### WHAT THE TASK ASKS
Keep only those lines of the records that include the string "stars".

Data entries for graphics
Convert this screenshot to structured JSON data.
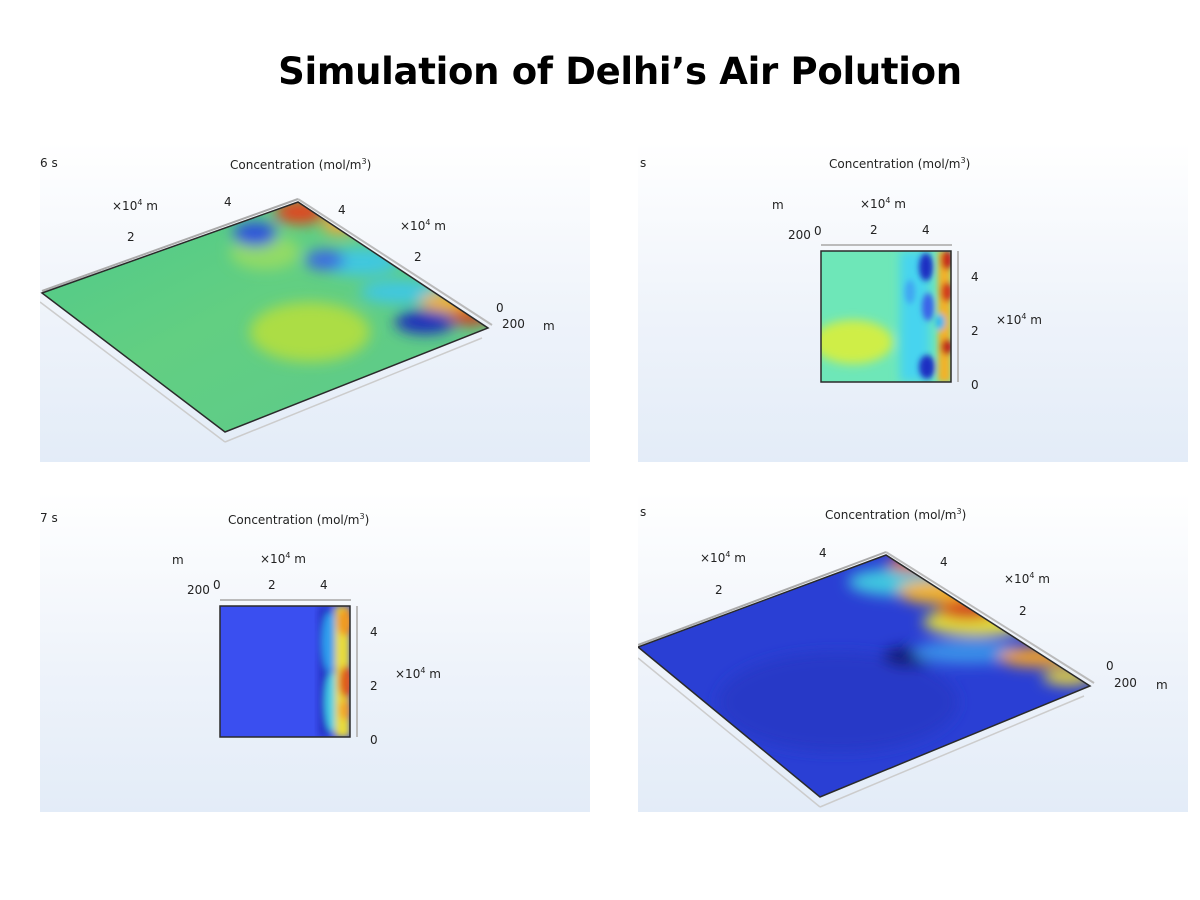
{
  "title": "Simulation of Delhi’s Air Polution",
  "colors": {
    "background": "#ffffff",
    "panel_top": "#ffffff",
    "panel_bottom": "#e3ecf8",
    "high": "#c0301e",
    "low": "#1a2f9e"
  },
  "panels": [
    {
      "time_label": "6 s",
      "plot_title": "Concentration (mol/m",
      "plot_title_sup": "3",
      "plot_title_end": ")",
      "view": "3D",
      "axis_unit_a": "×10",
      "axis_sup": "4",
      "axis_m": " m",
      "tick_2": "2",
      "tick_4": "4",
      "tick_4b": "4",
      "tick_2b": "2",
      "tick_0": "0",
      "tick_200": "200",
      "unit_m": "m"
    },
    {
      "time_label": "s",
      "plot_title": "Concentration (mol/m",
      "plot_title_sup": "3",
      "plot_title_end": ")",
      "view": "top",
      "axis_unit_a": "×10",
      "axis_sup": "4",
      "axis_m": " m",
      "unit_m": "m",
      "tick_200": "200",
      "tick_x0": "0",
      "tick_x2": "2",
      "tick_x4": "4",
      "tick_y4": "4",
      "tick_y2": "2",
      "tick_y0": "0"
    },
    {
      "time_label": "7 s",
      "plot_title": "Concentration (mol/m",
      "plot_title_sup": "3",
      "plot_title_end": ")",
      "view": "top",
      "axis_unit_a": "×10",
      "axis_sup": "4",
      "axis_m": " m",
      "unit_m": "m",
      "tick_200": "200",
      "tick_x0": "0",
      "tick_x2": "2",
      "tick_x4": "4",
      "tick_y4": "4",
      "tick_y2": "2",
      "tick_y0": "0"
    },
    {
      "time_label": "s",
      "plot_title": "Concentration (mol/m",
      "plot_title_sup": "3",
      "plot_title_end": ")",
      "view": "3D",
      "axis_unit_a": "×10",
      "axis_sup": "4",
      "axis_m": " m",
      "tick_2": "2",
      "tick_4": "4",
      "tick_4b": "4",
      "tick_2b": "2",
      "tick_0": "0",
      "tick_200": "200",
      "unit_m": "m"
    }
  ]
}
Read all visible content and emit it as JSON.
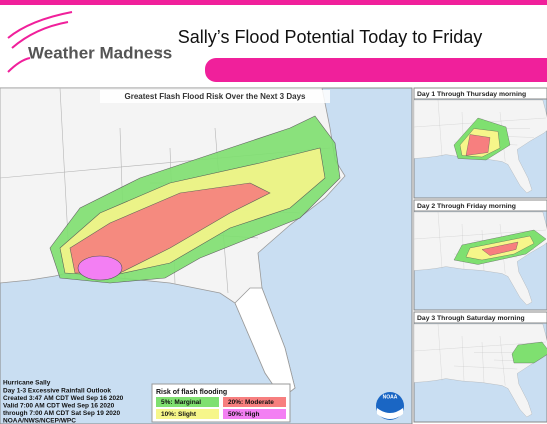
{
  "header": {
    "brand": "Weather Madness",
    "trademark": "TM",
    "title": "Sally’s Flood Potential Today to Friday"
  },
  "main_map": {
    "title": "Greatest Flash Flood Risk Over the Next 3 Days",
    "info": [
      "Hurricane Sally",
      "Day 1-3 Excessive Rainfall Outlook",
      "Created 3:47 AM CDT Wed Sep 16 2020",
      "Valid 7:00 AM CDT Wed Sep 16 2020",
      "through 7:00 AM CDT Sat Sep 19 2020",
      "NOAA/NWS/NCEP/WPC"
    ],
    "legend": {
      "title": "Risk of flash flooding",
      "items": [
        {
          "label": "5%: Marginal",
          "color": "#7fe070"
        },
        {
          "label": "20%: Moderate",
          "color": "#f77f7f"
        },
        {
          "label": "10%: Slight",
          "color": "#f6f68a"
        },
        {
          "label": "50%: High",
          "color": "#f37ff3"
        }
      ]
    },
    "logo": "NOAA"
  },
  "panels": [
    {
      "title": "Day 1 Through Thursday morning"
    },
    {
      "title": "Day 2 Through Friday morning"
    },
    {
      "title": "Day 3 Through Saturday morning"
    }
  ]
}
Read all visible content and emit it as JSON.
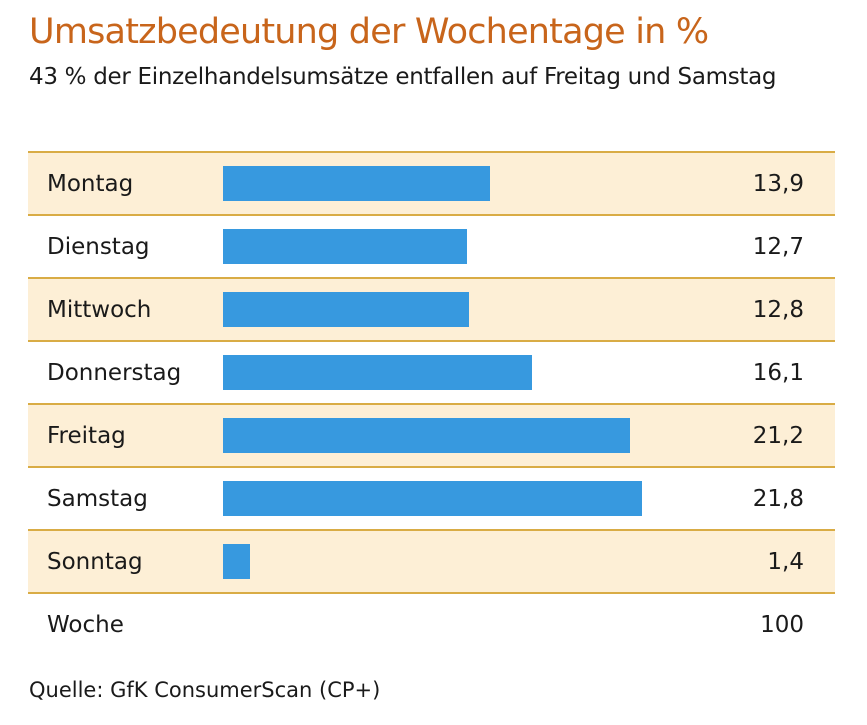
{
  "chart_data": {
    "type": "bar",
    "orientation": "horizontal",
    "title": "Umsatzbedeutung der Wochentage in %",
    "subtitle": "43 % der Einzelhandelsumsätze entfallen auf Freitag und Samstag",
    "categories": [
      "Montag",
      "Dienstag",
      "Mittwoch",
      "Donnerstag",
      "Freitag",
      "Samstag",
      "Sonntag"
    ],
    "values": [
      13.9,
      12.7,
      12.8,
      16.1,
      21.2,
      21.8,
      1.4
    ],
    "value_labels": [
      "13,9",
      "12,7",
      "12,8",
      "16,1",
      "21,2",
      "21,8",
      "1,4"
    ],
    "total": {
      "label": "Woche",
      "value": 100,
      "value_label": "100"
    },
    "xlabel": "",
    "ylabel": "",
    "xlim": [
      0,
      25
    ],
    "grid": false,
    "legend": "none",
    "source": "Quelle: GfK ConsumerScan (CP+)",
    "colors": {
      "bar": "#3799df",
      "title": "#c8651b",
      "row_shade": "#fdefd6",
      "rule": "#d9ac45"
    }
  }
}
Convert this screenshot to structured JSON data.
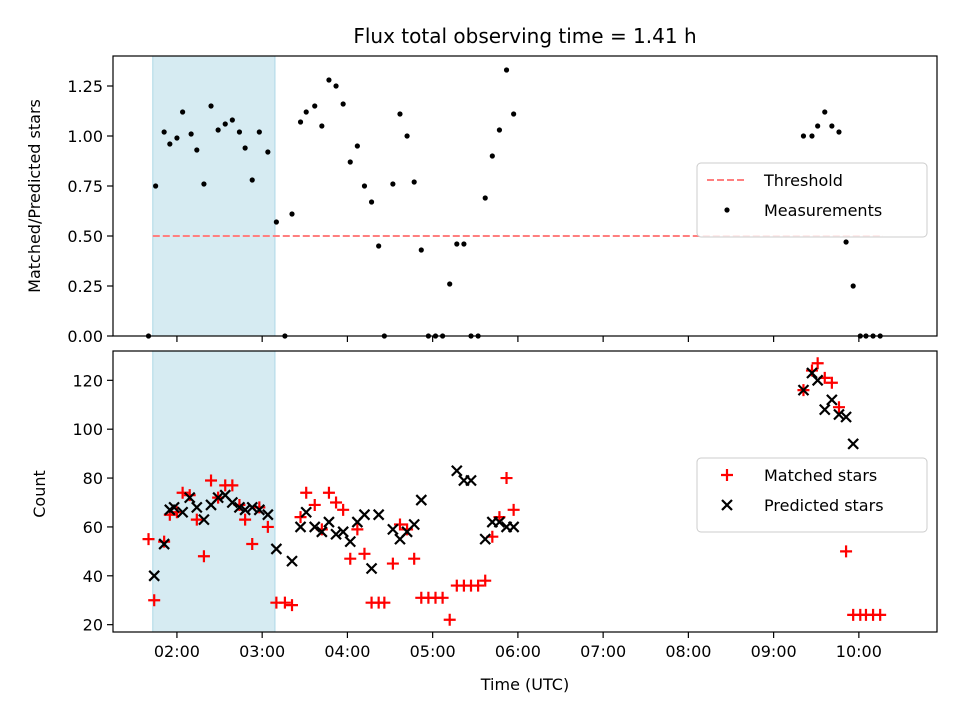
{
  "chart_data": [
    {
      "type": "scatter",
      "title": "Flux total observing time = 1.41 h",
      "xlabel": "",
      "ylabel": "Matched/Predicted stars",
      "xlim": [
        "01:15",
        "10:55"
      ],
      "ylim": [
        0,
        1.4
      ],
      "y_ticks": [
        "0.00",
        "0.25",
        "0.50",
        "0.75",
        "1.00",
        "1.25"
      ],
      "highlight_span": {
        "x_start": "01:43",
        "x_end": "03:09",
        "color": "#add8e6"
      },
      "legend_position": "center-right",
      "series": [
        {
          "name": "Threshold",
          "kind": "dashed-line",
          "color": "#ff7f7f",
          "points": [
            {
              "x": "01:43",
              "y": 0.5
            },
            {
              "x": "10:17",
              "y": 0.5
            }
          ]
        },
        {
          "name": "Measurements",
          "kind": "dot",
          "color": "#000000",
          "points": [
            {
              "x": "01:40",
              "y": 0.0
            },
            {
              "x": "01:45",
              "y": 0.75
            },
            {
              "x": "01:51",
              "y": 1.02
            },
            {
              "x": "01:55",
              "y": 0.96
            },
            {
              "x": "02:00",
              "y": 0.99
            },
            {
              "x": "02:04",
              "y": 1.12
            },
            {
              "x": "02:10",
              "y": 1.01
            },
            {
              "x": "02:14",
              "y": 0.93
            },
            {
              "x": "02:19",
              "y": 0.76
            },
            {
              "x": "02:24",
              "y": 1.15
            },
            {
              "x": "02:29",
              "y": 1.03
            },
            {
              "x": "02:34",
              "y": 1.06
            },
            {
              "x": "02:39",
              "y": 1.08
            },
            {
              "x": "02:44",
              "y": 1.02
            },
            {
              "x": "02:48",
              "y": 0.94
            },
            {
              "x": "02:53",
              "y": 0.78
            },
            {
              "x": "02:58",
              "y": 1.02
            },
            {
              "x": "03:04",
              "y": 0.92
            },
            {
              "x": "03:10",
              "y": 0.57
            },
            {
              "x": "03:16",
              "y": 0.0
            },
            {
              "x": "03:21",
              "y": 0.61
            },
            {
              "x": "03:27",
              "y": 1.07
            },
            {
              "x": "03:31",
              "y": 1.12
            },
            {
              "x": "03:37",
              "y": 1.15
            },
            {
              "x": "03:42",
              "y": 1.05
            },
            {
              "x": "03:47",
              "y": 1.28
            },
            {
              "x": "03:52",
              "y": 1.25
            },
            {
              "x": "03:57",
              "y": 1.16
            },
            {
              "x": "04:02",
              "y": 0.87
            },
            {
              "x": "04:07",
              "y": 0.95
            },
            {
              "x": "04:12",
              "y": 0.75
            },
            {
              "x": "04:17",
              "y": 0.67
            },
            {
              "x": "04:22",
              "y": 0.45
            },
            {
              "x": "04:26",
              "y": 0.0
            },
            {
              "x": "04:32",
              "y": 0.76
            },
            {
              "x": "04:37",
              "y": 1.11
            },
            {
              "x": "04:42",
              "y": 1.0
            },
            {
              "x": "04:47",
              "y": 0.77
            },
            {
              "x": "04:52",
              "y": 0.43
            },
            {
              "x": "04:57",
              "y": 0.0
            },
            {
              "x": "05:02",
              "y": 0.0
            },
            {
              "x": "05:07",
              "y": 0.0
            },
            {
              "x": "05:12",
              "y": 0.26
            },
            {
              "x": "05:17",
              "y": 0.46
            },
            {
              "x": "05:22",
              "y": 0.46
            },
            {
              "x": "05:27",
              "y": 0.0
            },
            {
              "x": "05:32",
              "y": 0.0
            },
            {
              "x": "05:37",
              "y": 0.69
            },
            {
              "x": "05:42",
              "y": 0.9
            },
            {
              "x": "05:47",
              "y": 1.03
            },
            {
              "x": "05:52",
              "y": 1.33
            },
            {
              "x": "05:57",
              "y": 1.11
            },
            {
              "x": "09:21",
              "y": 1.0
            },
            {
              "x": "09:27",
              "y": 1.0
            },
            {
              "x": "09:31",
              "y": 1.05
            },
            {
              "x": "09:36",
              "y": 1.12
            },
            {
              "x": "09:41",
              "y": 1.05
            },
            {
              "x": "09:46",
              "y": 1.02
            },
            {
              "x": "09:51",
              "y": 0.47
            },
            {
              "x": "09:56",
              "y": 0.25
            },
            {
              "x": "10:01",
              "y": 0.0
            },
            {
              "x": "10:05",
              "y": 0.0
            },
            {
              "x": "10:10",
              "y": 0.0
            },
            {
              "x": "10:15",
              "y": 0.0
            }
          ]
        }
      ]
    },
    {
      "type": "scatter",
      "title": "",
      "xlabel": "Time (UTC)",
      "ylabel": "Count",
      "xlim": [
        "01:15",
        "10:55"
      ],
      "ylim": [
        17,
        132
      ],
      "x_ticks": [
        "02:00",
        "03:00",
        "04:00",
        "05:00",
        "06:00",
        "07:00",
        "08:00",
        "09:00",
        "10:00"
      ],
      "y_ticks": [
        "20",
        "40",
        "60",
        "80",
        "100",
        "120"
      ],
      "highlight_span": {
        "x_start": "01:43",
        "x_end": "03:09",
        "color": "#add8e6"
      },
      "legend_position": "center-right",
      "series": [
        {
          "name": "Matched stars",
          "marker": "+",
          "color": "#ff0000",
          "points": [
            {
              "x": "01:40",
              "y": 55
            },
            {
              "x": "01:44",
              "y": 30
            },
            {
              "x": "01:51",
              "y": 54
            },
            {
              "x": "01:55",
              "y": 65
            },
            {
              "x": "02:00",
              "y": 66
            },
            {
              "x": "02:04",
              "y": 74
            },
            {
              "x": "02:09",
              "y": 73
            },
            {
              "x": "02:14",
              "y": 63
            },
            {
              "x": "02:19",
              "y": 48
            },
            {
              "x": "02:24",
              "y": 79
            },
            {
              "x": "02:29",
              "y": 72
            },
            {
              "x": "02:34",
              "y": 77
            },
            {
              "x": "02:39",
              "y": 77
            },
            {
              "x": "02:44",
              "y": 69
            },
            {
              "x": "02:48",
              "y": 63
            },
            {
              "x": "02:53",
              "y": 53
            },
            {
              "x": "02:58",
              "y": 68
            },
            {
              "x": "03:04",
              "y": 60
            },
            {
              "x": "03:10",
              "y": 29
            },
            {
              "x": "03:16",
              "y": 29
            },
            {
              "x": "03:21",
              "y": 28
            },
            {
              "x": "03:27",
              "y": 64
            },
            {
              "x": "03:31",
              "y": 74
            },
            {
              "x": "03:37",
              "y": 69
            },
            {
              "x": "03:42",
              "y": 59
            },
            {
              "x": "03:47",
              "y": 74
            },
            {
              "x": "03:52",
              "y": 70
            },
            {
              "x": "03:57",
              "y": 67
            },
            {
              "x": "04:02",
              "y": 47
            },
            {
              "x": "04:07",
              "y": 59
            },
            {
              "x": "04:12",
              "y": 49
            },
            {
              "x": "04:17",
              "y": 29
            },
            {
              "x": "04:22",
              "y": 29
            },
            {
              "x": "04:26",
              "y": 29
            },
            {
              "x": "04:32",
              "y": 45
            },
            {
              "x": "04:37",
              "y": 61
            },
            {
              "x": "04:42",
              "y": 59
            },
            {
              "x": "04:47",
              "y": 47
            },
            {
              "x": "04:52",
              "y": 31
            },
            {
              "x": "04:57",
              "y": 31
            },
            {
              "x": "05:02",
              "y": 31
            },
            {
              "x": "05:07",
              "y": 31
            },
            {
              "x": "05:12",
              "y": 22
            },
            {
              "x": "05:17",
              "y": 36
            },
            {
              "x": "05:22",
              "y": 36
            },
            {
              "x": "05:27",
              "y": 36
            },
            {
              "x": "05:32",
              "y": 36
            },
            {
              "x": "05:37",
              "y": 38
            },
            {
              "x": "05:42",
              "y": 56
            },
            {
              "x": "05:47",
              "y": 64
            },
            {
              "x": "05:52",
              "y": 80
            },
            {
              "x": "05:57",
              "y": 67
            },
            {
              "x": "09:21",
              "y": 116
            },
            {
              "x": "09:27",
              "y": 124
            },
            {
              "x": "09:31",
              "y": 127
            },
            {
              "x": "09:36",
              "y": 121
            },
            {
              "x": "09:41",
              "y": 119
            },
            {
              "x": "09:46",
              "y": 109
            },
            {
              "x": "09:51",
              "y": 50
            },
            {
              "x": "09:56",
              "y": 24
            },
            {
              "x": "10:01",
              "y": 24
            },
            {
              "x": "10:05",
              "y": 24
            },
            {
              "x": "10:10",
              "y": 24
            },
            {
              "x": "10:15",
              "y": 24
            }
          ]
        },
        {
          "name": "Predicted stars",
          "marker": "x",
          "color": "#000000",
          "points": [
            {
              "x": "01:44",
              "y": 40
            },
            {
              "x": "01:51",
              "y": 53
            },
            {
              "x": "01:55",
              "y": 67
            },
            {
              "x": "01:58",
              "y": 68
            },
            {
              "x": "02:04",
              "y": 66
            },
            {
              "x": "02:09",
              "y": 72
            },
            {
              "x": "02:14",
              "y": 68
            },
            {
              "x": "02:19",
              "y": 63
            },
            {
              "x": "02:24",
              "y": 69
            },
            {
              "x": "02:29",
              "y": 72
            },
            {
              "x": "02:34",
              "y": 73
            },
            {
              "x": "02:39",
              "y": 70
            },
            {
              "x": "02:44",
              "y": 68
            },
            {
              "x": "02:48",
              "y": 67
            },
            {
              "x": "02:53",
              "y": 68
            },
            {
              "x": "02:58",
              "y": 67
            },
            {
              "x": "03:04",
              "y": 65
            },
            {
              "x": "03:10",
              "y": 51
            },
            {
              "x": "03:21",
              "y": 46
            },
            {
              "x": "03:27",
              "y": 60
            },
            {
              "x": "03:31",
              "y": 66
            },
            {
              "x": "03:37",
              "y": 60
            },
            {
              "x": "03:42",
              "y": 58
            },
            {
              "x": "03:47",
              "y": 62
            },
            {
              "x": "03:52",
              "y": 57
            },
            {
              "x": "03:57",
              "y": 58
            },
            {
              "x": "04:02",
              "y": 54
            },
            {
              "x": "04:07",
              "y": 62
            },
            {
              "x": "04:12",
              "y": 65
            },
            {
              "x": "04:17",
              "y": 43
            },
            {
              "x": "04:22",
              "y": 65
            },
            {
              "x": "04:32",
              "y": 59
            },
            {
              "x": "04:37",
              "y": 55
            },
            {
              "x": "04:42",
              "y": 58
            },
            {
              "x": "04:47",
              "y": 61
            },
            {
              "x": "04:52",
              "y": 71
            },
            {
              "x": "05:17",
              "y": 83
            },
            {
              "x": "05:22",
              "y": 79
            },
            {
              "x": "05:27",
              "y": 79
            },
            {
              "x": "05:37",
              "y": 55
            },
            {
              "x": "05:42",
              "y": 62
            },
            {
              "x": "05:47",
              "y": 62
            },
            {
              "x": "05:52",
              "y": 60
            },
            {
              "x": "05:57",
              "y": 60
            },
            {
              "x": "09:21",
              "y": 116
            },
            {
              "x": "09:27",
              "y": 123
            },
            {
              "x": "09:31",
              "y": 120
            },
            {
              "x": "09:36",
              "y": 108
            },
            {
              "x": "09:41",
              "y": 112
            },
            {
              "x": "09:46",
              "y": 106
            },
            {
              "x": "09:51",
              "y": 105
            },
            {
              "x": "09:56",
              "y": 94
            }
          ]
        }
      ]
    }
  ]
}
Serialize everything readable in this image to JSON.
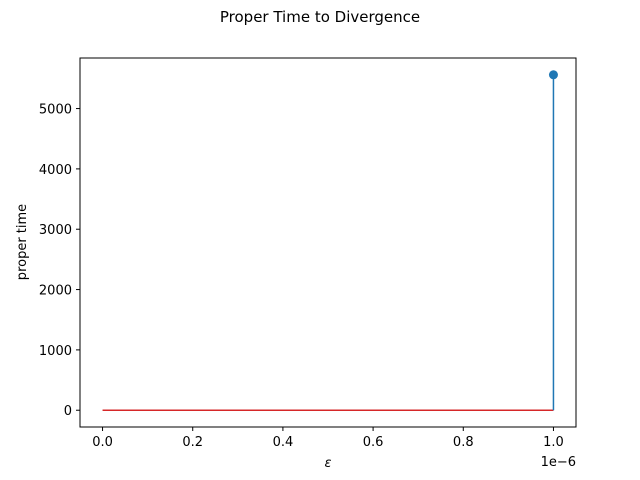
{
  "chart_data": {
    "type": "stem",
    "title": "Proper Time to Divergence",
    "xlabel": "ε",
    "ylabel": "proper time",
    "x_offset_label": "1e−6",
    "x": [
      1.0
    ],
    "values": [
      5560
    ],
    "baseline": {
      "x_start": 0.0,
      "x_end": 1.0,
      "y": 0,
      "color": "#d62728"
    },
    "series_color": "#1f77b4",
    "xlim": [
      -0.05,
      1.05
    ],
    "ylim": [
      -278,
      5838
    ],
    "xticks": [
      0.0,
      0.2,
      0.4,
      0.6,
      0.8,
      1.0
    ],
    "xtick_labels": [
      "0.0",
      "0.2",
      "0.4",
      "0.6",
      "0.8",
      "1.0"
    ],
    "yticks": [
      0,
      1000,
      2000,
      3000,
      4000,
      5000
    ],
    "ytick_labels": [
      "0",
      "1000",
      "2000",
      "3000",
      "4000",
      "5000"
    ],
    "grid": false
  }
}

### SOLUTION FOR THIS EXERCISE
      "ylabel": "Matched/Predicted stars",
          "name": "Matched stars",
          "name": "Predicted stars",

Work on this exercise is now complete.